◆ What you will do:
**A)** Please condense the paragraph beginning "To evaluate the performance" in the protein simulation excerpt into a short list that keeps its main facts.
**B)** In the protein simulation excerpt, rewrite the passage starting at "To evaluate the" and ending at "of phylogenetic reconstructions.", changing "real sequences" to "natural sequences".
**C)** Extend the protein simulation excerpt from its last sentence onward.

The details of the ZORRO algorithm and its implementation are described in the methods section. ZORRO is an open source program written in C and is freely available for download at http://probmask.sourceforge.net.

Protein sequence simulation

To evaluate the performance of ZORRO and other masking programs, we simulate protein sequence evolution using the program ROSE [39]. We chose to use simulated sequences because we would have the advantage over the real sequences of knowing both the true alignments and the true phylogenies. We therefore not only can evaluate the performance of masking programs on the sequence alignment directly, but also can determine whether masking improves the accuracy of phylogenetic reconstructions.

Our simulations were based on a representative set of 31 phylogenetic marker genes that are broadly conserved among bacterial species [40]. They are single-copy housekeeping genes with variable sequence lengths and evolutionary rates, and therefore represent good test cases for our simulation study. To best replicate the biological characteristics of these proteins, we simulated based on a bacterial ‘genome tree’ that was inferred from the concatenation of these 31 genes [41], and used site-specific substitution probabilities empirically inferred for each gene to mimic their natural sequence motifs. Additionally, the guide trees were scaled so that the evolutionary rates of the simulated sequences matched those of the original marker genes. For each marker gene, 100 simulations were run.

◆ Data records:

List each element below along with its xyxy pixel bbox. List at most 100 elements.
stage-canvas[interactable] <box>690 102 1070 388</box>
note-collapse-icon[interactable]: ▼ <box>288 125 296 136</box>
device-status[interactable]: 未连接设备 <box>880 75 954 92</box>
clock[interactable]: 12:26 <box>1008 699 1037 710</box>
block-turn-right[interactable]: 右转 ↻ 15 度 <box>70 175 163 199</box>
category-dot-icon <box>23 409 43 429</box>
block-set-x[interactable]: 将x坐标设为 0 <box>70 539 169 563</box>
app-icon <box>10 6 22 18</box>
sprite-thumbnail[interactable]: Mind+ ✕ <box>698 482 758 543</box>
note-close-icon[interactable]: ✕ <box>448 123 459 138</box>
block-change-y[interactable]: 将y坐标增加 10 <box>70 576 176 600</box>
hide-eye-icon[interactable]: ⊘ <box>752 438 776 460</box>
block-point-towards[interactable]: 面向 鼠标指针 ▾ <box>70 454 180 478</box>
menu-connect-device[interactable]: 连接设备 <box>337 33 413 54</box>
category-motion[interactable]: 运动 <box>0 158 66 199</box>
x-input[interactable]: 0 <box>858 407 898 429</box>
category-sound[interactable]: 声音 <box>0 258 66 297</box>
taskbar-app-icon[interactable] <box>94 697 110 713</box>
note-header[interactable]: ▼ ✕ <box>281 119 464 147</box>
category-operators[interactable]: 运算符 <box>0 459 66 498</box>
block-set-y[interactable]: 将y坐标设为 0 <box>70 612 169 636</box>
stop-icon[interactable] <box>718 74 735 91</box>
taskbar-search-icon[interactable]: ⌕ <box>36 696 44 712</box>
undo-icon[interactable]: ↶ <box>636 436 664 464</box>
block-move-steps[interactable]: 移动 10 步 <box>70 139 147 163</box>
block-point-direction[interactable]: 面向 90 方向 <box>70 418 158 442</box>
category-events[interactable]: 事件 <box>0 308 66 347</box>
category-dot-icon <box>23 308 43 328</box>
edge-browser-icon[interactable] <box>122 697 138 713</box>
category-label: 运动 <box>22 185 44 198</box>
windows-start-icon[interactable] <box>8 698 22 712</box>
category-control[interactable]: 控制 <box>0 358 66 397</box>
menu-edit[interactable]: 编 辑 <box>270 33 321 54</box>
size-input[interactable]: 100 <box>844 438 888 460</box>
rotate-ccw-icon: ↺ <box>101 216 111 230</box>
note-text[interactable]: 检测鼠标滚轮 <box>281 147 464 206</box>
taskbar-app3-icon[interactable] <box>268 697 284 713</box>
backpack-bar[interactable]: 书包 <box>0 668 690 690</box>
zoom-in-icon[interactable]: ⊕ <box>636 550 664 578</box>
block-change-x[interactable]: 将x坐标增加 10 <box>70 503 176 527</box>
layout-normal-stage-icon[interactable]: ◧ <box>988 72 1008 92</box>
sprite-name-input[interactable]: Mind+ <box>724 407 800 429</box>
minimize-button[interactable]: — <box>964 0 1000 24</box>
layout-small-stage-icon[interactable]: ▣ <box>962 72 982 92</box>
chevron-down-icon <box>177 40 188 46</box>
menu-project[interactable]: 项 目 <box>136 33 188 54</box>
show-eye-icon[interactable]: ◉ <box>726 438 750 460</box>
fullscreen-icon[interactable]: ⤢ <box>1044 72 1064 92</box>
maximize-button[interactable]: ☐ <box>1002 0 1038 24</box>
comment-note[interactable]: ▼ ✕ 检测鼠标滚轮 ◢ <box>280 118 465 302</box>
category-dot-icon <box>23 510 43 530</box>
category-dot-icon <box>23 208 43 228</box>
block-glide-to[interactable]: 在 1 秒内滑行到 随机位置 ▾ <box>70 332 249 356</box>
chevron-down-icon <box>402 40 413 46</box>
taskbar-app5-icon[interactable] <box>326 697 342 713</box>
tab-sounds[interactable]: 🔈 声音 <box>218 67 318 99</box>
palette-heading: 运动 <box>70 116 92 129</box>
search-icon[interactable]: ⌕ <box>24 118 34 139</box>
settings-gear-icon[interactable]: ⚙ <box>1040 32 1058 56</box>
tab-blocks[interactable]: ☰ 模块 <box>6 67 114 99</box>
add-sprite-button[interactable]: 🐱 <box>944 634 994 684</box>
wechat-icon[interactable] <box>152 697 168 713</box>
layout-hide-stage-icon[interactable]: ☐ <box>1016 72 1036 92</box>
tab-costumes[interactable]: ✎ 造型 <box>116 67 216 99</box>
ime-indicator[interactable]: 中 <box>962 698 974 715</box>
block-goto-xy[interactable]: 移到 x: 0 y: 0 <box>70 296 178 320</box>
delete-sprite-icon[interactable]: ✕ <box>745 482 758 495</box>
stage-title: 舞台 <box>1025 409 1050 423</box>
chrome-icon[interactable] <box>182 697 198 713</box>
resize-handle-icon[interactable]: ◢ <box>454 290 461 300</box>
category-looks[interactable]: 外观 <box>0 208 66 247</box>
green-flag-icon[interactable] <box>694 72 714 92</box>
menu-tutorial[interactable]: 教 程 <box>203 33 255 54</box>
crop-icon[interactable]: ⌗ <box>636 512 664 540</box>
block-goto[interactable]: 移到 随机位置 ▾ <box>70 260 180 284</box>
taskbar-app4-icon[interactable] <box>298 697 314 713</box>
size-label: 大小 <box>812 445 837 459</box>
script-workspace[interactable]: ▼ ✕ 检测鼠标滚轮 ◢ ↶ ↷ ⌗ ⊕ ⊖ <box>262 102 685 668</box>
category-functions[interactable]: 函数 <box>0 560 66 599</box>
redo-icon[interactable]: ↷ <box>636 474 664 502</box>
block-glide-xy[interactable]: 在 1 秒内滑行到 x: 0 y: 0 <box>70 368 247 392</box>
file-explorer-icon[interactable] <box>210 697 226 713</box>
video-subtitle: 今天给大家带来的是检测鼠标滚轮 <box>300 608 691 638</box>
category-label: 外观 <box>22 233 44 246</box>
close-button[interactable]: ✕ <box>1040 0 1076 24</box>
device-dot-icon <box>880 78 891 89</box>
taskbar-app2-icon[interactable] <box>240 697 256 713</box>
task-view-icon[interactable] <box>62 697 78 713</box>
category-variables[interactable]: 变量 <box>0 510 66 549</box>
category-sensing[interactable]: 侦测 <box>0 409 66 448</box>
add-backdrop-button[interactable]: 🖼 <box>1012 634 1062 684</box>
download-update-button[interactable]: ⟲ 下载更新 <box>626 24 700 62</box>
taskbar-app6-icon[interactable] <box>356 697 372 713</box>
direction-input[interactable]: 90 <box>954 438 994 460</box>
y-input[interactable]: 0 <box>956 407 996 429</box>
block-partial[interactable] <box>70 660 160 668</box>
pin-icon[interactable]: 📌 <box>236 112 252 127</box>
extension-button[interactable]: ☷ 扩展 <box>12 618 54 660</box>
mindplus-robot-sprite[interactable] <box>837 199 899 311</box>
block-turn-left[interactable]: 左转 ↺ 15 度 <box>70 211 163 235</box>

◆ Answers in order:
**A)**
- ROSE [39] is used to simulate protein sequence evolution so that ZORRO and other masking programs can be evaluated.
- Unlike real sequences, simulated sequences have known true alignments and true phylogenies.
- This makes it possible to assess masking programs directly on the sequence alignment.
- It also makes it possible to test whether masking improves the accuracy of phylogenetic reconstructions.

**B)**
To evaluate the performance of ZORRO and other masking programs, we simulate protein sequence evolution using the program ROSE [39]. We chose to use simulated sequences because we would have the advantage over the natural sequences of knowing both the true alignments and the true phylogenies. We therefore not only can evaluate the performance of masking programs on the sequence alignment directly, but also can determine whether masking improves the accuracy of phylogenetic reconstructions.

**C)**
The sensitivity and specificity of ZORRO masking

We used the simulated sequences to benchmark the performance of masking. After removing gaps from the true alignment, we realigned the sequences using MAFFT [16] and measured the confidence of each aligned column using ZORRO, GBLOCKS, ALISCORE or GUIDANCE. By comparing the MAFFT alignments with the true reference alignments, we evaluated the performance of masking in terms of the sensitivity and specificity. We define the sensitivity as the fraction of correctly aligned residue pairs that have been marked as reliable by the masking programs. We define the specificity as the fraction of incorrectly aligned residue pairs that have been marked as of low quality. A good masking program should have both high sensitivity and specificity in order to maximize the signal-to-noise ratio of the masked sequence data.

Figure 1 shows the sensitivity and specificity of ZORRO masking using different probability cutoff values. Columns with probability scores equal to or above a certain cutoff were marked as reliable. Otherwise, they were considered as of low quality. As expected, the sensitivity and specificity are negatively correlated – increasing the stringency of the cutoff increases the specificity but decreases the sensitivity of masking, and vice versa. A cutoff of 0.4, 0.5 or 0.6 seemed to all offer a good balance of specificity and sensitivity. A probability cutoff value of 0.4 was therefore used in the subsequent analyses.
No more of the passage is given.